▶ _Extrait du texte_
3) En conséquence, faut-il considérer comme contraire à l'ordre public, au sens de l'article 27 de la convention de Bruxelles, une décision rendue par un juge d'un Etat membre qui reconnaît un droit de propriété industrielle ou intellectuelle sur les pièces détachées susdites, dont l'ensemble constitue la carrosserie d'une voiture automobile, et qui confère une protection au titulaire de ce prétendu droit d'exclusivité en interdisant à des tiers, à savoir des opérateurs économiques établis dans un autre Etat membre, de fabriquer, de vendre, de faire transiter, d'importer ou d'exporter dans cet Etat membre lesdites pièces détachées dont l'ensemble constitue la carrosserie d'une voiture automobile déjà mise sur le marché et en sanctionnant ce comportement?

B - Les dispositions pertinentes de la convention et du protocole

7 Aux termes de l'article 26, 1er alinéa, de la convention, les décisions rendues dans un État contractant sont reconnues dans les autres États contractants, sans qu'il soit nécessaire de recourir à aucune procédure.

8 L'article 27 fixe des exceptions à cette reconnaissance. Ainsi, une décision n'est pas reconnue:

«1) si la reconnaissance est contraire à l'ordre public de l'État requis;

...

3) si la décision est inconciliable avec une décision rendue entre les mêmes parties dans l'État requis;

...»

▶ _Objectif_
Reprenez le passage sur la reconnaissance des décisions selon la convention de Bruxelles et prolongez-le à partir de sa dernière phrase. Les données fournies ne sont pas nécessaires.

▶ _Données fournies_
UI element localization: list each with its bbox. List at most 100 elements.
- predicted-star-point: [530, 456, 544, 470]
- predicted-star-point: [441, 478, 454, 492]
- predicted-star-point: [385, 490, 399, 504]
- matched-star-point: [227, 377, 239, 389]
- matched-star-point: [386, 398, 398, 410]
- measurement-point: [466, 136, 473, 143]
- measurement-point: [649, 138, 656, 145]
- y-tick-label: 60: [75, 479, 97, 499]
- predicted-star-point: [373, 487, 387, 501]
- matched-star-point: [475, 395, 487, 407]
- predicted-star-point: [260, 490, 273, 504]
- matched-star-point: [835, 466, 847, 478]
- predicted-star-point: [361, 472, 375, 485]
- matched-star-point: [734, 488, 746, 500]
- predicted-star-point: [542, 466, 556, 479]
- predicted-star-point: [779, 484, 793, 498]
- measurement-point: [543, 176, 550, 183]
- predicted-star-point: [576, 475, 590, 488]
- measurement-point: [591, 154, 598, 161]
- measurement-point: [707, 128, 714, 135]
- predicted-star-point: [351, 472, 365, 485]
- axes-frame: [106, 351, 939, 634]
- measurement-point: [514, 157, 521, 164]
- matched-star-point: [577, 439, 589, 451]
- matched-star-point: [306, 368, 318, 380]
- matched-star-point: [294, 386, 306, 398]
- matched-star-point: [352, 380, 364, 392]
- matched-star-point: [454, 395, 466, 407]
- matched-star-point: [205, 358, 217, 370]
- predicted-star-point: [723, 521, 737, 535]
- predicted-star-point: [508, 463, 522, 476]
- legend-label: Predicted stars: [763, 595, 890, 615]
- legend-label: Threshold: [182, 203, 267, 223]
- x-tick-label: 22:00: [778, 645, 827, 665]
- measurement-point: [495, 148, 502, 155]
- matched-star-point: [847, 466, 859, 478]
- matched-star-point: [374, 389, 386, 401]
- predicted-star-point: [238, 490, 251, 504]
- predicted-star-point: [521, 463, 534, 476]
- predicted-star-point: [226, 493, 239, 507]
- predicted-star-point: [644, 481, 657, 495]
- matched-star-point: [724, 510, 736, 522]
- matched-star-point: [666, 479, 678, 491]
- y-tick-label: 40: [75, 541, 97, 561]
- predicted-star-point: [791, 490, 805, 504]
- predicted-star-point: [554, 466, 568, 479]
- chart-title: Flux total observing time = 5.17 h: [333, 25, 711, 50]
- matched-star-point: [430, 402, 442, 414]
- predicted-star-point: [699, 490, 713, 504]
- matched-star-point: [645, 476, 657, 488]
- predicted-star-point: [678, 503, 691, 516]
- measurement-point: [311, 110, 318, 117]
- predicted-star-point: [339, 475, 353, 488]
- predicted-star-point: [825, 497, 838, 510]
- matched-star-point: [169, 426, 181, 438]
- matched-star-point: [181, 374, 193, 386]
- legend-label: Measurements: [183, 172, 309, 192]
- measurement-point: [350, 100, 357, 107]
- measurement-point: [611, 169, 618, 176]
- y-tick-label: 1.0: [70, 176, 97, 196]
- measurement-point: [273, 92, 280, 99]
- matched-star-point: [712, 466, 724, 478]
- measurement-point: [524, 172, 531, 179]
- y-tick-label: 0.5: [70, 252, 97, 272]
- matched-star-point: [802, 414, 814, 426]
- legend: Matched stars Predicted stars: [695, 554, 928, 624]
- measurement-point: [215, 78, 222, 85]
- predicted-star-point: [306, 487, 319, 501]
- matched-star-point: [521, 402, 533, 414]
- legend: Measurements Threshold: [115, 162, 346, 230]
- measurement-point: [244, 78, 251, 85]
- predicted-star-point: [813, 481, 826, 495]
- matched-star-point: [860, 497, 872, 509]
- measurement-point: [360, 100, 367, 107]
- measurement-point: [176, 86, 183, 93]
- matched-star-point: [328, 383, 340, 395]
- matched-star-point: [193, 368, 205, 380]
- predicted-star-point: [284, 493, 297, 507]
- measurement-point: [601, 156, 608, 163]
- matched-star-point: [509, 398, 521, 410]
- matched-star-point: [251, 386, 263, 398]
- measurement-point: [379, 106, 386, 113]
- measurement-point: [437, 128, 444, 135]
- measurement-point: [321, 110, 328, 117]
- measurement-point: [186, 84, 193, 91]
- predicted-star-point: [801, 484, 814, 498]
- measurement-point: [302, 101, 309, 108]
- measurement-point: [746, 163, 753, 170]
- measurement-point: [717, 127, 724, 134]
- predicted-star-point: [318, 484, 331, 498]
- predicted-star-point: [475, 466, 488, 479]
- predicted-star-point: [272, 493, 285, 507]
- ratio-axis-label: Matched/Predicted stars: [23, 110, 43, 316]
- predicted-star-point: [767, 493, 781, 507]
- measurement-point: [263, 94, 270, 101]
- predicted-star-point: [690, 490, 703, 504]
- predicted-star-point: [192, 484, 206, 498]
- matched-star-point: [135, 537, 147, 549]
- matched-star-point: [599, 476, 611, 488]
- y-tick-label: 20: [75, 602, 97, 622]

▶ _Résultat obtenu_
9 L'exécution d'une telle décision est régie par l'article 31, qui prévoit que les décisions rendues dans un État contractant et qui y sont exécutoires sont mises à exécution dans un autre État contractant après y avoir été déclarées exécutoires sur requête de toute partie intéressée. Aux termes de l'article 32, cette requête doit être adressée en Italie à la corte d'appello.

10 Si l'exécution est autorisée, le débiteur peut, aux termes de l'article 36, former un recours contre la décision. D'après l'article 37, la juridiction compétente à cet effet en Italie est la corte d'appello. Si la requête est rejetée, le requérant peut, aux termes de l'article 40, former un recours pour lequel la juridiction compétente en Italie est la corte d'appello.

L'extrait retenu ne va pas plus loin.